Search the material below for the word "scatolone". Copy every line that has it.
==== Given data ====
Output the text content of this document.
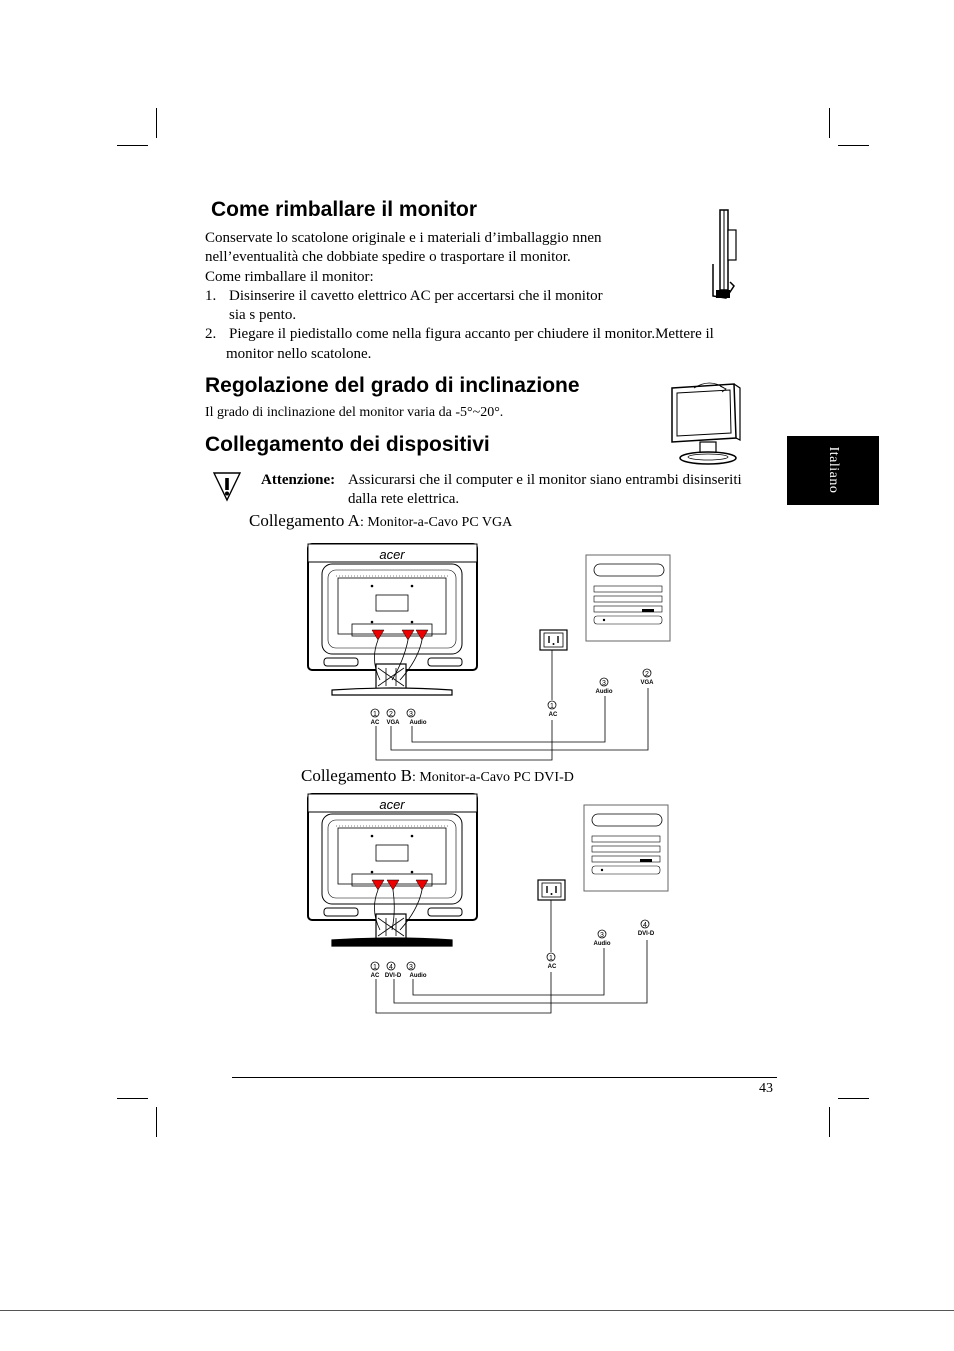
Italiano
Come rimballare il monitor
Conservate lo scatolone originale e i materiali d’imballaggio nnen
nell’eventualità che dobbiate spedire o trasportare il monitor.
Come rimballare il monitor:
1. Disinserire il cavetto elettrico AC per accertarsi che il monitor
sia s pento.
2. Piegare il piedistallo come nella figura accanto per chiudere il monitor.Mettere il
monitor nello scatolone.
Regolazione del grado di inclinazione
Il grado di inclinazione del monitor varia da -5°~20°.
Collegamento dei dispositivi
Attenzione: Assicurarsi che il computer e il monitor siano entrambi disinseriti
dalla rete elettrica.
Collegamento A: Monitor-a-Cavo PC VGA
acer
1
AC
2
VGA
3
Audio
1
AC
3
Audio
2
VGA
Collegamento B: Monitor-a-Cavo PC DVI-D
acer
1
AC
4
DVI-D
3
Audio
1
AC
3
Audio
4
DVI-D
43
====
The output
Conservate lo scatolone originale e i materiali d’imballaggio nnen
monitor nello scatolone.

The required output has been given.